## [PROBLEM]
Rewrite the material below as a numbered list with one line per item. Skip any blank lines and leave out the pictures.

## [SUPPLIED DATA]
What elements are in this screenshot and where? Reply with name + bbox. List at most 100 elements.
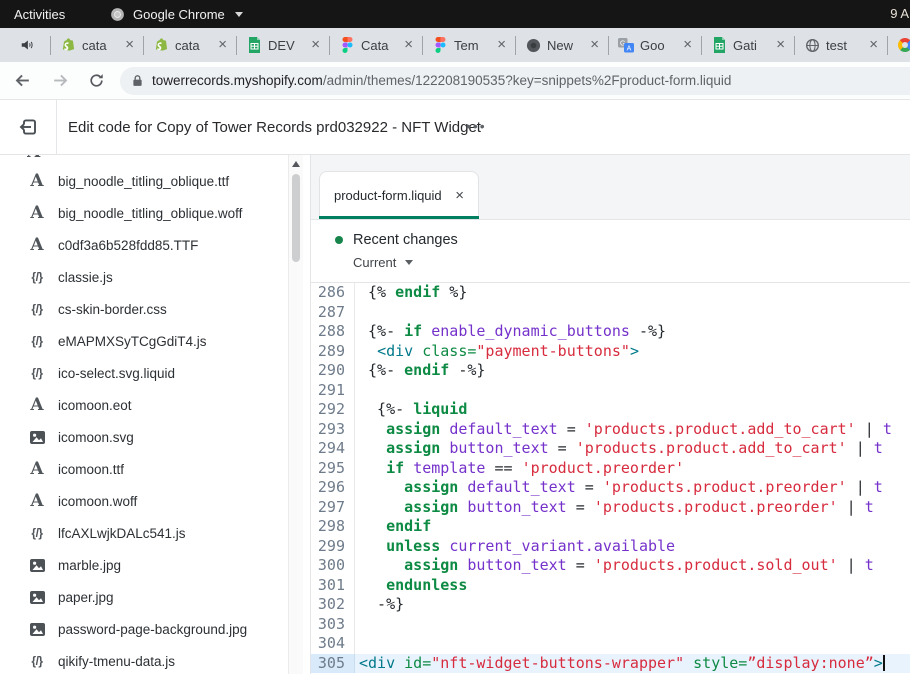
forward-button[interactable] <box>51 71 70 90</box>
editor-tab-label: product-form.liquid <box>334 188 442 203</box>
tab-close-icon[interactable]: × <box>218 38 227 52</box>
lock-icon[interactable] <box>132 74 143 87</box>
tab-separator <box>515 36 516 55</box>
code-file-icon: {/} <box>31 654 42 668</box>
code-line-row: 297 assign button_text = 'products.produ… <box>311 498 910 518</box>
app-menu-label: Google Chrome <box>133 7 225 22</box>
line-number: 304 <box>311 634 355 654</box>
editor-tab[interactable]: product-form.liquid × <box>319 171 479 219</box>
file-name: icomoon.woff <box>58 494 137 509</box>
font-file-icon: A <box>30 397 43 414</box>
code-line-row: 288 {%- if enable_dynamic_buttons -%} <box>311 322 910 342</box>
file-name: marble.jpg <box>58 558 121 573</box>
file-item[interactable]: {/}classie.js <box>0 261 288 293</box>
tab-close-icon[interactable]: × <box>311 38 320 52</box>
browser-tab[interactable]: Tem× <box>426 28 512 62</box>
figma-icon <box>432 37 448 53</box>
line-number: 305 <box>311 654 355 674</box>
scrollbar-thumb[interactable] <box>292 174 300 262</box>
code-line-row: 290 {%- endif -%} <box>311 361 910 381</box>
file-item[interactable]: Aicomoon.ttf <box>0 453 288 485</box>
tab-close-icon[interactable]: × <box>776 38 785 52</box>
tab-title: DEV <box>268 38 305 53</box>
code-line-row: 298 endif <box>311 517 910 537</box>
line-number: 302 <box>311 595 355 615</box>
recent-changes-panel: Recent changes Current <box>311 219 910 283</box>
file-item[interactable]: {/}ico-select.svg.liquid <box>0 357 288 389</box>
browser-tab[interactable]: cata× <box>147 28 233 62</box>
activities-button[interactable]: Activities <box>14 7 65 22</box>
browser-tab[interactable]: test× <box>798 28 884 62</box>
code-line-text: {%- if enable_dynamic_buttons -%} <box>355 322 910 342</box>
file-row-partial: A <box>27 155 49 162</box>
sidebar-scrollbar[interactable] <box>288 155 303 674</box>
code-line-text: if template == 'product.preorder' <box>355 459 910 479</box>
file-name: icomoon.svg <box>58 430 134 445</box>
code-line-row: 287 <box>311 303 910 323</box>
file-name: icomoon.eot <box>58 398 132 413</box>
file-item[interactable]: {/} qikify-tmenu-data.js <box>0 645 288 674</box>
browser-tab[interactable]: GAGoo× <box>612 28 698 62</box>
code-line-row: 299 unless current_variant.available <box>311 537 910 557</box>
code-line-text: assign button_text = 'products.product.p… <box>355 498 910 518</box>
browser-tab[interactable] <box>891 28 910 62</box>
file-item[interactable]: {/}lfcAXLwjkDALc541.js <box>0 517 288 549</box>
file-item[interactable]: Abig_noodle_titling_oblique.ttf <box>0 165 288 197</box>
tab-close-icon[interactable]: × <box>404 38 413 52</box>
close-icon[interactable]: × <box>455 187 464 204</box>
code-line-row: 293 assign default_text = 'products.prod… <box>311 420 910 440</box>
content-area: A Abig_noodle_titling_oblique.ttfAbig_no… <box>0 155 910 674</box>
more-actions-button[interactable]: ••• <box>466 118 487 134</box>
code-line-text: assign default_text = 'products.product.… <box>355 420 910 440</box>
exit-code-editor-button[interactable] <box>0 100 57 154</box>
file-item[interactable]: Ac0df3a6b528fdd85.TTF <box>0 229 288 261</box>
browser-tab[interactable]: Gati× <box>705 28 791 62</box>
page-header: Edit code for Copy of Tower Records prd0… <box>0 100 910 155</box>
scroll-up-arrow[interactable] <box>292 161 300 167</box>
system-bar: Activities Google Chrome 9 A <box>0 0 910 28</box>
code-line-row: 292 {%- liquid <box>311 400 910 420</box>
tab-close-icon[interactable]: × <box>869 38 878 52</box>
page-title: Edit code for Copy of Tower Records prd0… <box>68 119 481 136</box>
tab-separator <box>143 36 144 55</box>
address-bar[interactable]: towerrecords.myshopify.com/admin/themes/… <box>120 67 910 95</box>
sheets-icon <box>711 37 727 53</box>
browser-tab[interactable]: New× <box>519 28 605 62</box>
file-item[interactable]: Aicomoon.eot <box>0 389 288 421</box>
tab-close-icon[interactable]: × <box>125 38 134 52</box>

## [IN RESPONSE]
1. What elements are in this screenshot and where? Reply with name + bbox. List at most 100 elements.
2. forward-button[interactable] <box>51 71 70 90</box>
3. editor-tab-label: product-form.liquid <box>334 188 442 203</box>
4. tab-close-icon[interactable]: × <box>218 38 227 52</box>
5. lock-icon[interactable] <box>132 74 143 87</box>
6. tab-separator <box>515 36 516 55</box>
7. code-file-icon: {/} <box>31 654 42 668</box>
8. code-line-row: 297 assign button_text = 'products.produ… <box>311 498 910 518</box>
9. app-menu-label: Google Chrome <box>133 7 225 22</box>
10. line-number: 304 <box>311 634 355 654</box>
11. editor-tab[interactable]: product-form.liquid × <box>319 171 479 219</box>
12. file-name: icomoon.woff <box>58 494 137 509</box>
13. font-file-icon: A <box>30 397 43 414</box>
14. code-line-row: 288 {%- if enable_dynamic_buttons -%} <box>311 322 910 342</box>
15. file-name: marble.jpg <box>58 558 121 573</box>
16. file-item[interactable]: {/}classie.js <box>0 261 288 293</box>
17. tab-close-icon[interactable]: × <box>311 38 320 52</box>
18. browser-tab[interactable]: Tem× <box>426 28 512 62</box>
19. figma-icon <box>432 37 448 53</box>
20. line-number: 305 <box>311 654 355 674</box>
21. scrollbar-thumb[interactable] <box>292 174 300 262</box>
22. code-line-row: 290 {%- endif -%} <box>311 361 910 381</box>
23. file-item[interactable]: Aicomoon.ttf <box>0 453 288 485</box>
24. tab-close-icon[interactable]: × <box>776 38 785 52</box>
25. tab-title: DEV <box>268 38 305 53</box>
26. code-line-row: 298 endif <box>311 517 910 537</box>
27. line-number: 302 <box>311 595 355 615</box>
28. recent-changes-panel: Recent changes Current <box>311 219 910 283</box>
29. file-item[interactable]: {/}ico-select.svg.liquid <box>0 357 288 389</box>
30. browser-tab[interactable]: cata× <box>147 28 233 62</box>
31. activities-button[interactable]: Activities <box>14 7 65 22</box>
32. browser-tab[interactable]: test× <box>798 28 884 62</box>
33. code-line-text: {%- if enable_dynamic_buttons -%} <box>355 322 910 342</box>
34. file-row-partial: A <box>27 155 49 162</box>
35. sidebar-scrollbar[interactable] <box>288 155 303 674</box>
36. code-line-text: if template == 'product.preorder' <box>355 459 910 479</box>
37. file-name: icomoon.svg <box>58 430 134 445</box>
38. code-line-row: 287 <box>311 303 910 323</box>
39. file-name: icomoon.eot <box>58 398 132 413</box>
40. file-item[interactable]: {/} qikify-tmenu-data.js <box>0 645 288 674</box>
41. browser-tab[interactable]: GAGoo× <box>612 28 698 62</box>
42. code-line-row: 299 unless current_variant.available <box>311 537 910 557</box>
43. code-line-text: assign button_text = 'products.product.p… <box>355 498 910 518</box>
44. browser-tab[interactable] <box>891 28 910 62</box>
45. file-item[interactable]: {/}lfcAXLwjkDALc541.js <box>0 517 288 549</box>
46. file-item[interactable]: Abig_noodle_titling_oblique.ttf <box>0 165 288 197</box>
47. tab-close-icon[interactable]: × <box>404 38 413 52</box>
48. close-icon[interactable]: × <box>455 187 464 204</box>
49. code-line-row: 293 assign default_text = 'products.prod… <box>311 420 910 440</box>
50. content-area: A Abig_noodle_titling_oblique.ttfAbig_no… <box>0 155 910 674</box>
51. more-actions-button[interactable]: ••• <box>466 118 487 134</box>
52. code-line-text: assign default_text = 'products.product.… <box>355 420 910 440</box>
53. exit-code-editor-button[interactable] <box>0 100 57 154</box>
54. file-item[interactable]: Ac0df3a6b528fdd85.TTF <box>0 229 288 261</box>
55. browser-tab[interactable]: Gati× <box>705 28 791 62</box>
56. page-header: Edit code for Copy of Tower Records prd0… <box>0 100 910 155</box>
57. scroll-up-arrow[interactable] <box>292 161 300 167</box>
58. system-bar: Activities Google Chrome 9 A <box>0 0 910 28</box>
59. code-line-row: 292 {%- liquid <box>311 400 910 420</box>
60. tab-close-icon[interactable]: × <box>869 38 878 52</box>
61. page-title: Edit code for Copy of Tower Records prd0… <box>68 119 481 136</box>
62. tab-separator <box>143 36 144 55</box>
63. address-bar[interactable]: towerrecords.myshopify.com/admin/themes/… <box>120 67 910 95</box>
64. sheets-icon <box>711 37 727 53</box>
65. browser-tab[interactable]: New× <box>519 28 605 62</box>
66. file-item[interactable]: Aicomoon.eot <box>0 389 288 421</box>
67. tab-close-icon[interactable]: × <box>125 38 134 52</box>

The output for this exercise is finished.